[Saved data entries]
--- BEGIN ---

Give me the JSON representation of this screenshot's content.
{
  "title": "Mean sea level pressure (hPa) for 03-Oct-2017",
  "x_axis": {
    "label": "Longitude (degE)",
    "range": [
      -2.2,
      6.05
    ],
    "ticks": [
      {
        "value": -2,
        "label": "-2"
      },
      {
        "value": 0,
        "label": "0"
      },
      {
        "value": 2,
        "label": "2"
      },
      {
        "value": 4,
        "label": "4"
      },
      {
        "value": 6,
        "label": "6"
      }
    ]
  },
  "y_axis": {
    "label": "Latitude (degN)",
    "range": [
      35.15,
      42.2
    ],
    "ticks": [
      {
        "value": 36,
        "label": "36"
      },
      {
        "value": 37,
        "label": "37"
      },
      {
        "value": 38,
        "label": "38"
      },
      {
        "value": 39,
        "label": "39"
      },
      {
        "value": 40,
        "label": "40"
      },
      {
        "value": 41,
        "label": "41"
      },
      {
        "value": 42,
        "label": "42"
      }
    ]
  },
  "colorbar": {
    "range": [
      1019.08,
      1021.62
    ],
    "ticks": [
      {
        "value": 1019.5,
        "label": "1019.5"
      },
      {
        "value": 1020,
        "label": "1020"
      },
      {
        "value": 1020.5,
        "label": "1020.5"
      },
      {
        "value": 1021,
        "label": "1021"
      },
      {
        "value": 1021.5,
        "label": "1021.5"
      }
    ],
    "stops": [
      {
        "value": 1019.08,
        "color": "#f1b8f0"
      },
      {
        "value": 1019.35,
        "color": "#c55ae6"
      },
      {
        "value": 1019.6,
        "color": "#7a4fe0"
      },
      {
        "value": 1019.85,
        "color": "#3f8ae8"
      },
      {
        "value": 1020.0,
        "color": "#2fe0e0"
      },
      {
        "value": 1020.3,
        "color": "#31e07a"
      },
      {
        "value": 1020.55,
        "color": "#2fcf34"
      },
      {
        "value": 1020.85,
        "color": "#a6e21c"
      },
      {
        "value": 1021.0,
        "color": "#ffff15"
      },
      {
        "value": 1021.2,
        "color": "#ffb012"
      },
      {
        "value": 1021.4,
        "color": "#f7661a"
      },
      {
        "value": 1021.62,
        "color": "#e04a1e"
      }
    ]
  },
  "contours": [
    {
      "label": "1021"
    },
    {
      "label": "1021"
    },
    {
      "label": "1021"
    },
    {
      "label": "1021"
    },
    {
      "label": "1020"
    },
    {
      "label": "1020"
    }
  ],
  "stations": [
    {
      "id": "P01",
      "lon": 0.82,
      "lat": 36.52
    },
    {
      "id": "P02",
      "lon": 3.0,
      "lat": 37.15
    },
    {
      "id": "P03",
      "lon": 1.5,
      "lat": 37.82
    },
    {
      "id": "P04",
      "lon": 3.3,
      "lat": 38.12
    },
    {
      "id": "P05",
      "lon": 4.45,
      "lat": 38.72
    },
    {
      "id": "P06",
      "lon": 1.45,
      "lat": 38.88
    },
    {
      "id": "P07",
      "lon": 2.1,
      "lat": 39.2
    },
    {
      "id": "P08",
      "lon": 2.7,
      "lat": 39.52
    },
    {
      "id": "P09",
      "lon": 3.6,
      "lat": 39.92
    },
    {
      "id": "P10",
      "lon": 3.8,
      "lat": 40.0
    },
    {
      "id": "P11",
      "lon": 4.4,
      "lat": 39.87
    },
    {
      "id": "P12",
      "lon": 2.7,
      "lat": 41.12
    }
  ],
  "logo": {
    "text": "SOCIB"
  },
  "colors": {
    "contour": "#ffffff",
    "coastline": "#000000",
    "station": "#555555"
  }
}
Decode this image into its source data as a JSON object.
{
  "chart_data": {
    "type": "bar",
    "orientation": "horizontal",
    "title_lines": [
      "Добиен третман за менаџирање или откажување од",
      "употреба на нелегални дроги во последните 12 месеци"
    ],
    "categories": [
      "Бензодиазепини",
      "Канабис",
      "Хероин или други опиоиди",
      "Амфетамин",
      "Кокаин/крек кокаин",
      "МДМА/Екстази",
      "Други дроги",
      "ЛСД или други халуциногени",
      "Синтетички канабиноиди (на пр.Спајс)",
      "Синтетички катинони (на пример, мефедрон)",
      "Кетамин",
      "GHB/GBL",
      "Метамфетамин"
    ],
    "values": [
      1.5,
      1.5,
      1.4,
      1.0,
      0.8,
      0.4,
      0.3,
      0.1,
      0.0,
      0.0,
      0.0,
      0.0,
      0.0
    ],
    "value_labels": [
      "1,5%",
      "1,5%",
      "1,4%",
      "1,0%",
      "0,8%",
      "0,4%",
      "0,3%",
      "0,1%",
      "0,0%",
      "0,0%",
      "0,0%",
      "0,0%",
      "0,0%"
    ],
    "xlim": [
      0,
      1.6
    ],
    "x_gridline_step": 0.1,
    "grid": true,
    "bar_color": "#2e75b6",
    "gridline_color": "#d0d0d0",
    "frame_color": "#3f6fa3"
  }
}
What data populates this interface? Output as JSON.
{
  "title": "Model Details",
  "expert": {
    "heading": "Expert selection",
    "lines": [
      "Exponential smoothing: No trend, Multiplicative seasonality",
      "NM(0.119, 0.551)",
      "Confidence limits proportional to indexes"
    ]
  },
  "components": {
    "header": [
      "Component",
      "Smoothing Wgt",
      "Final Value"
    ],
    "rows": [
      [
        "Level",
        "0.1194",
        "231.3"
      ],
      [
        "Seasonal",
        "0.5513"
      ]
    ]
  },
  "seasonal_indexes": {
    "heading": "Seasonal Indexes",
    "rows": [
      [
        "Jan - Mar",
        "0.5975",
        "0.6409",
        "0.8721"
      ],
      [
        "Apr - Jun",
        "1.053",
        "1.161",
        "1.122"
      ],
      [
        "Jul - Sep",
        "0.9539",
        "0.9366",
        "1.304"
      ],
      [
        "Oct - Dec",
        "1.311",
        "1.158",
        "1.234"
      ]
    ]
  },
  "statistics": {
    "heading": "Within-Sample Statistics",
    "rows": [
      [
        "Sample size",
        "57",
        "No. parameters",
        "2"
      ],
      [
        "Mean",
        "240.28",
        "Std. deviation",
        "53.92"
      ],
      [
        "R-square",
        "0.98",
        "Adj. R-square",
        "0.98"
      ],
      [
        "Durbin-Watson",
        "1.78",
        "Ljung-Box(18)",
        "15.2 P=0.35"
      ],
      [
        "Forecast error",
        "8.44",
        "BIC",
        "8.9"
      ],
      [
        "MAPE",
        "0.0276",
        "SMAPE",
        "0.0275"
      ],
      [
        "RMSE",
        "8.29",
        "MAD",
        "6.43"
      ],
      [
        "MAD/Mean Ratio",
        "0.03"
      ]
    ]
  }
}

--- END ---

Goal
Count the lines above that contain the word "Синтетички". Give only the number.

The result
2